» Supplied entries:
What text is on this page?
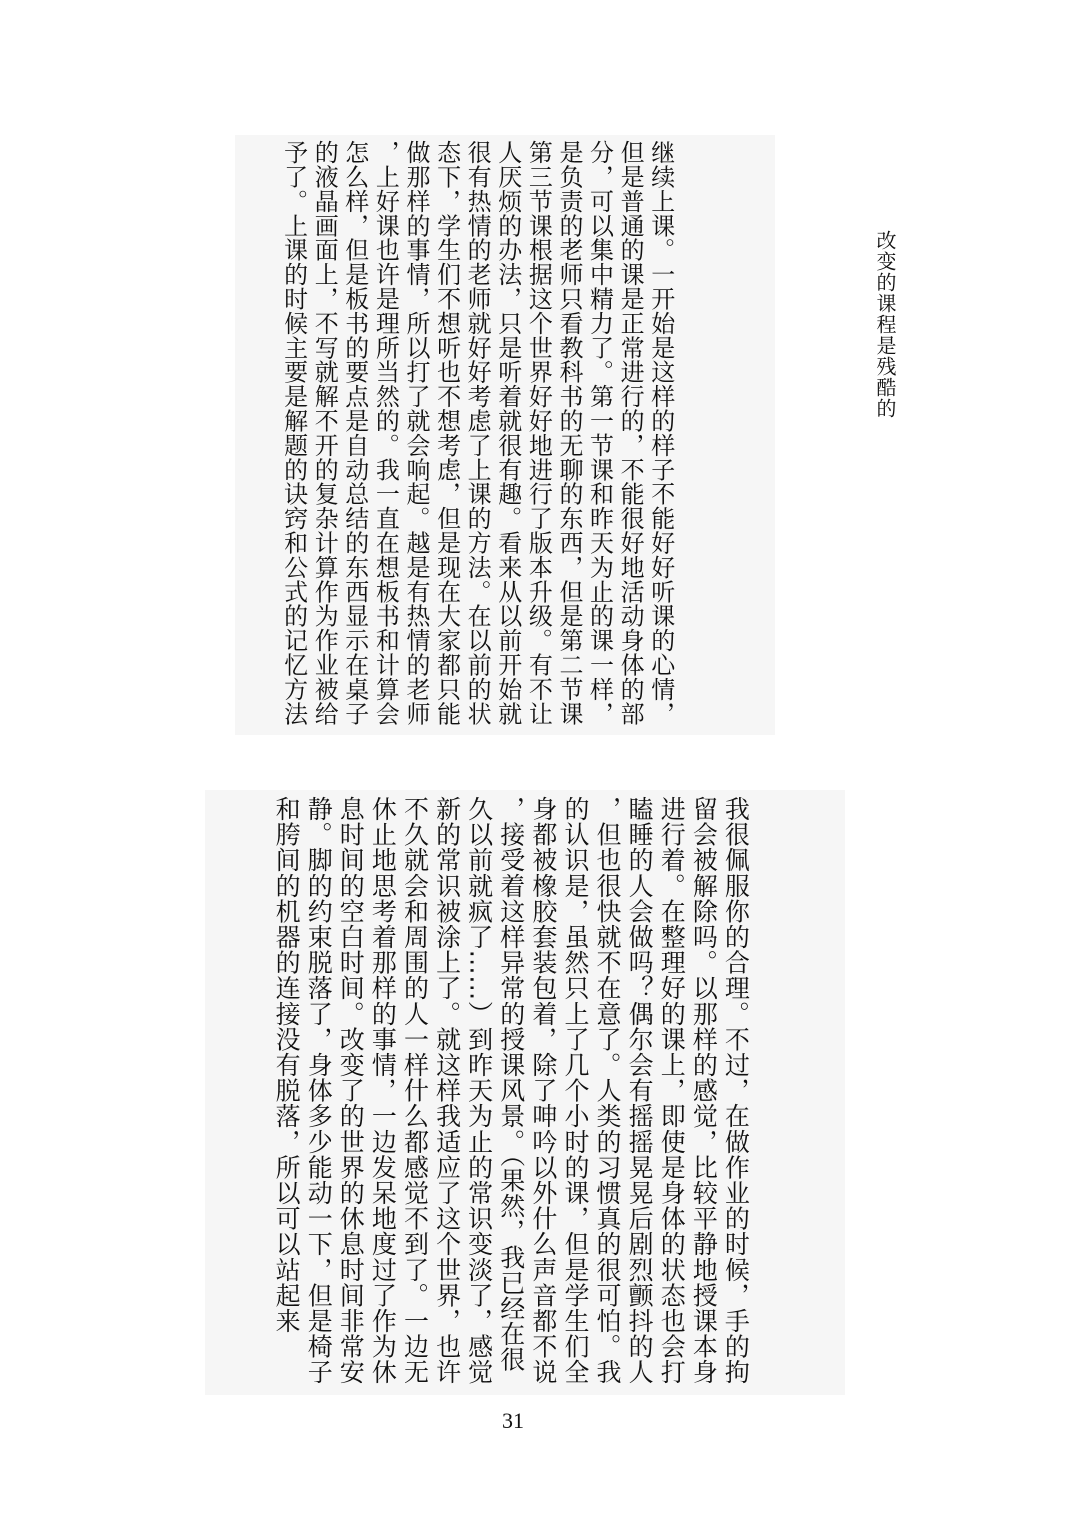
改变的课程是残酷的
继续上课。一开始是这样的样子不能好好听课的心情，
但是普通的课是正常进行的，不能很好地活动身体的部
分，可以集中精力了。第一节课和昨天为止的课一样，
是负责的老师只看教科书的无聊的东西，但是第二节课
第三节课根据这个世界好好地进行了版本升级。有不让
人厌烦的办法，只是听着就很有趣。看来从以前开始就
很有热情的老师就好好考虑了上课的方法。在以前的状
态下，学生们不想听也不想考虑，但是现在大家都只能
做那样的事情，所以打了就会响起。越是有热情的老师
，上好课也许是理所当然的。我一直在想板书和计算会
怎么样，但是板书的要点是自动总结的东西显示在桌子
的液晶画面上，不写就解不开的复杂计算作为作业被给
予了。上课的时候主要是解题的诀窍和公式的记忆方法
我很佩服你的合理。不过，在做作业的时候，手的拘
留会被解除吗。以那样的感觉，比较平静地授课本身
进行着。在整理好的课上，即使是身体的状态也会打
瞌睡的人会做吗？偶尔会有摇摇晃晃后剧烈颤抖的人
，但也很快就不在意了。人类的习惯真的很可怕。我
的认识是，虽然只上了几个小时的课，但是学生们全
身都被橡胶套装包着，除了呻吟以外什么声音都不说
，接受着这样异常的授课风景。（果然，我已经在很
久以前就疯了……）到昨天为止的常识变淡了，感觉
新的常识被涂上了。就这样我适应了这个世界，也许
不久就会和周围的人一样什么都感觉不到了。一边无
休止地思考着那样的事情，一边发呆地度过了作为休
息时间的空白时间。改变了的世界的休息时间非常安
静。脚的约束脱落了，身体多少能动一下，但是椅子
和胯间的机器的连接没有脱落，所以可以站起来
31
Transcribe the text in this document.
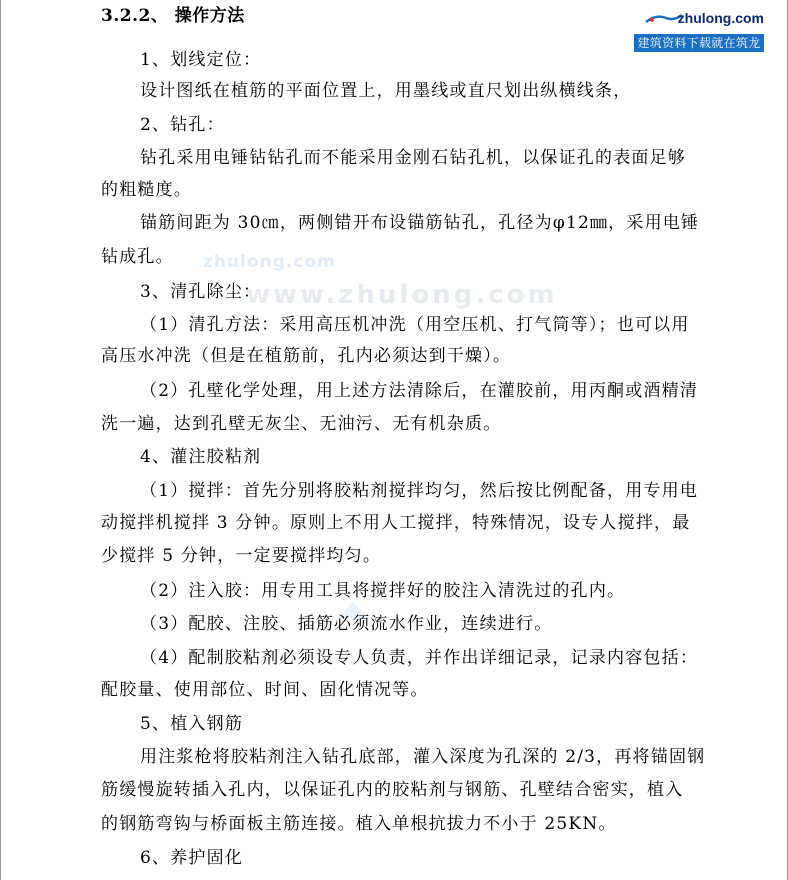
zhulong.com
建筑资料下载就在筑龙网
zhulong.com
www.zhulong.com
3.2.2、 操作方法
1、划线定位：
设计图纸在植筋的平面位置上，用墨线或直尺划出纵横线条，
2、钻孔：
钻孔采用电锤钻钻孔而不能采用金刚石钻孔机，以保证孔的表面足够
的粗糙度。
锚筋间距为 30㎝，两侧错开布设锚筋钻孔，孔径为φ12㎜，采用电锤
钻成孔。
3、清孔除尘：
（1）清孔方法：采用高压机冲洗（用空压机、打气筒等）；也可以用
高压水冲洗（但是在植筋前，孔内必须达到干燥）。
（2）孔壁化学处理，用上述方法清除后，在灌胶前，用丙酮或酒精清
洗一遍，达到孔壁无灰尘、无油污、无有机杂质。
4、灌注胶粘剂
（1）搅拌：首先分别将胶粘剂搅拌均匀，然后按比例配备，用专用电
动搅拌机搅拌 3 分钟。原则上不用人工搅拌，特殊情况，设专人搅拌，最
少搅拌 5 分钟，一定要搅拌均匀。
（2）注入胶：用专用工具将搅拌好的胶注入清洗过的孔内。
（3）配胶、注胶、插筋必须流水作业，连续进行。
（4）配制胶粘剂必须设专人负责，并作出详细记录，记录内容包括：
配胶量、使用部位、时间、固化情况等。
5、植入钢筋
用注浆枪将胶粘剂注入钻孔底部，灌入深度为孔深的 2/3，再将锚固钢
筋缓慢旋转插入孔内，以保证孔内的胶粘剂与钢筋、孔壁结合密实，植入
的钢筋弯钩与桥面板主筋连接。植入单根抗拔力不小于 25KN。
6、养护固化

» Exercise aim: List the lines of the material in which the word "this" occurs.

» Task response:
What text is on this page?
Transcribe the text in this document.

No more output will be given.